---- Stored rows

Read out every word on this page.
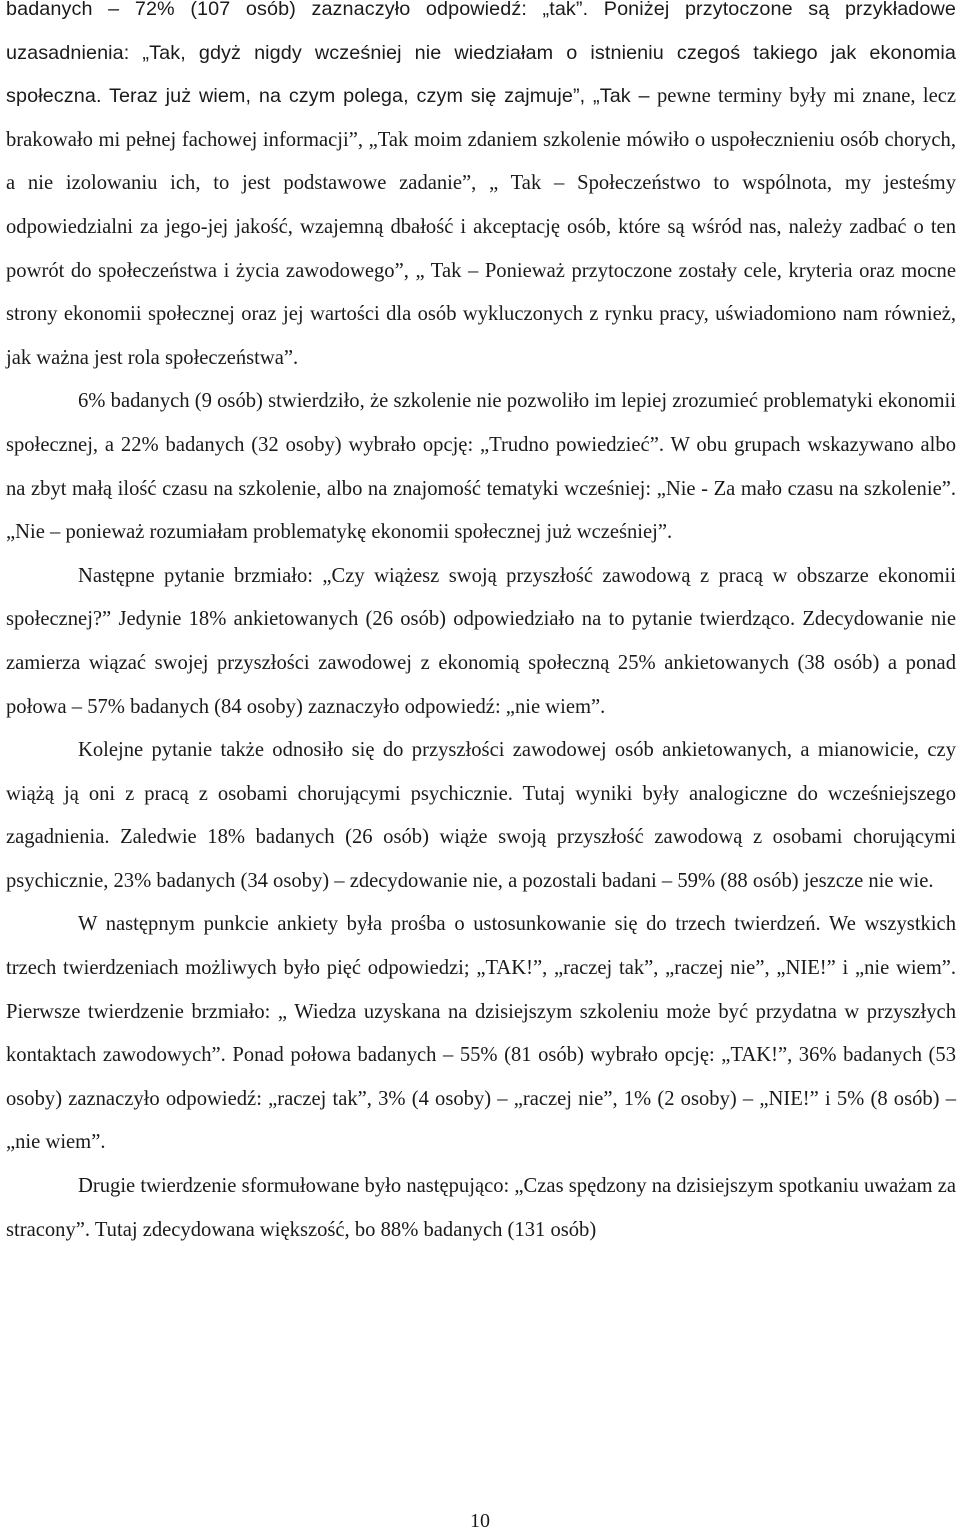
badanych – 72% (107 osób) zaznaczyło odpowiedź: „tak”. Poniżej przytoczone są przykładowe uzasadnienia: „Tak, gdyż nigdy wcześniej nie wiedziałam o istnieniu czegoś takiego jak ekonomia społeczna. Teraz już wiem, na czym polega, czym się zajmuje”, „Tak – pewne terminy były mi znane, lecz brakowało mi pełnej fachowej informacji”, „Tak moim zdaniem szkolenie mówiło o uspołecznieniu osób chorych, a nie izolowaniu ich, to jest podstawowe zadanie”, „ Tak – Społeczeństwo to wspólnota, my jesteśmy odpowiedzialni za jego-jej jakość, wzajemną dbałość i akceptację osób, które są wśród nas, należy zadbać o ten powrót do społeczeństwa i życia zawodowego”, „ Tak – Ponieważ przytoczone zostały cele, kryteria oraz mocne strony ekonomii społecznej oraz jej wartości dla osób wykluczonych z rynku pracy, uświadomiono nam również, jak ważna jest rola społeczeństwa”.

6% badanych (9 osób) stwierdziło, że szkolenie nie pozwoliło im lepiej zrozumieć problematyki ekonomii społecznej, a 22% badanych (32 osoby) wybrało opcję: „Trudno powiedzieć”. W obu grupach wskazywano albo na zbyt małą ilość czasu na szkolenie, albo na znajomość tematyki wcześniej: „Nie - Za mało czasu na szkolenie”. „Nie – ponieważ rozumiałam problematykę ekonomii społecznej już wcześniej”.

Następne pytanie brzmiało: „Czy wiążesz swoją przyszłość zawodową z pracą w obszarze ekonomii społecznej?” Jedynie 18% ankietowanych (26 osób) odpowiedziało na to pytanie twierdząco. Zdecydowanie nie zamierza wiązać swojej przyszłości zawodowej z ekonomią społeczną 25% ankietowanych (38 osób) a ponad połowa – 57% badanych (84 osoby) zaznaczyło odpowiedź: „nie wiem”.

Kolejne pytanie także odnosiło się do przyszłości zawodowej osób ankietowanych, a mianowicie, czy wiążą ją oni z pracą z osobami chorującymi psychicznie. Tutaj wyniki były analogiczne do wcześniejszego zagadnienia. Zaledwie 18% badanych (26 osób) wiąże swoją przyszłość zawodową z osobami chorującymi psychicznie, 23% badanych (34 osoby) – zdecydowanie nie, a pozostali badani – 59% (88 osób) jeszcze nie wie.

W następnym punkcie ankiety była prośba o ustosunkowanie się do trzech twierdzeń. We wszystkich trzech twierdzeniach możliwych było pięć odpowiedzi; „TAK!”, „raczej tak”, „raczej nie”, „NIE!” i „nie wiem”. Pierwsze twierdzenie brzmiało: „ Wiedza uzyskana na dzisiejszym szkoleniu może być przydatna w przyszłych kontaktach zawodowych”. Ponad połowa badanych – 55% (81 osób) wybrało opcję: „TAK!”, 36% badanych (53 osoby) zaznaczyło odpowiedź: „raczej tak”, 3% (4 osoby) – „raczej nie”, 1% (2 osoby) – „NIE!” i 5% (8 osób) – „nie wiem”.

Drugie twierdzenie sformułowane było następująco: „Czas spędzony na dzisiejszym spotkaniu uważam za stracony”. Tutaj zdecydowana większość, bo 88% badanych (131 osób)

10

--------

Instruction:
Leave out the pictures and retype every line above exactly.

Solution to the exercise:
Read out every word on this page.
badanych – 72% (107 osób) zaznaczyło odpowiedź: „tak”. Poniżej przytoczone są przykładowe uzasadnienia: „Tak, gdyż nigdy wcześniej nie wiedziałam o istnieniu czegoś takiego jak ekonomia społeczna. Teraz już wiem, na czym polega, czym się zajmuje”, „Tak – pewne terminy były mi znane, lecz brakowało mi pełnej fachowej informacji”, „Tak moim zdaniem szkolenie mówiło o uspołecznieniu osób chorych, a nie izolowaniu ich, to jest podstawowe zadanie”, „ Tak – Społeczeństwo to wspólnota, my jesteśmy odpowiedzialni za jego-jej jakość, wzajemną dbałość i akceptację osób, które są wśród nas, należy zadbać o ten powrót do społeczeństwa i życia zawodowego”, „ Tak – Ponieważ przytoczone zostały cele, kryteria oraz mocne strony ekonomii społecznej oraz jej wartości dla osób wykluczonych z rynku pracy, uświadomiono nam również, jak ważna jest rola społeczeństwa”.

6% badanych (9 osób) stwierdziło, że szkolenie nie pozwoliło im lepiej zrozumieć problematyki ekonomii społecznej, a 22% badanych (32 osoby) wybrało opcję: „Trudno powiedzieć”. W obu grupach wskazywano albo na zbyt małą ilość czasu na szkolenie, albo na znajomość tematyki wcześniej: „Nie - Za mało czasu na szkolenie”. „Nie – ponieważ rozumiałam problematykę ekonomii społecznej już wcześniej”.

Następne pytanie brzmiało: „Czy wiążesz swoją przyszłość zawodową z pracą w obszarze ekonomii społecznej?” Jedynie 18% ankietowanych (26 osób) odpowiedziało na to pytanie twierdząco. Zdecydowanie nie zamierza wiązać swojej przyszłości zawodowej z ekonomią społeczną 25% ankietowanych (38 osób) a ponad połowa – 57% badanych (84 osoby) zaznaczyło odpowiedź: „nie wiem”.

Kolejne pytanie także odnosiło się do przyszłości zawodowej osób ankietowanych, a mianowicie, czy wiążą ją oni z pracą z osobami chorującymi psychicznie. Tutaj wyniki były analogiczne do wcześniejszego zagadnienia. Zaledwie 18% badanych (26 osób) wiąże swoją przyszłość zawodową z osobami chorującymi psychicznie, 23% badanych (34 osoby) – zdecydowanie nie, a pozostali badani – 59% (88 osób) jeszcze nie wie.

W następnym punkcie ankiety była prośba o ustosunkowanie się do trzech twierdzeń. We wszystkich trzech twierdzeniach możliwych było pięć odpowiedzi; „TAK!”, „raczej tak”, „raczej nie”, „NIE!” i „nie wiem”. Pierwsze twierdzenie brzmiało: „ Wiedza uzyskana na dzisiejszym szkoleniu może być przydatna w przyszłych kontaktach zawodowych”. Ponad połowa badanych – 55% (81 osób) wybrało opcję: „TAK!”, 36% badanych (53 osoby) zaznaczyło odpowiedź: „raczej tak”, 3% (4 osoby) – „raczej nie”, 1% (2 osoby) – „NIE!” i 5% (8 osób) – „nie wiem”.

Drugie twierdzenie sformułowane było następująco: „Czas spędzony na dzisiejszym spotkaniu uważam za stracony”. Tutaj zdecydowana większość, bo 88% badanych (131 osób)

10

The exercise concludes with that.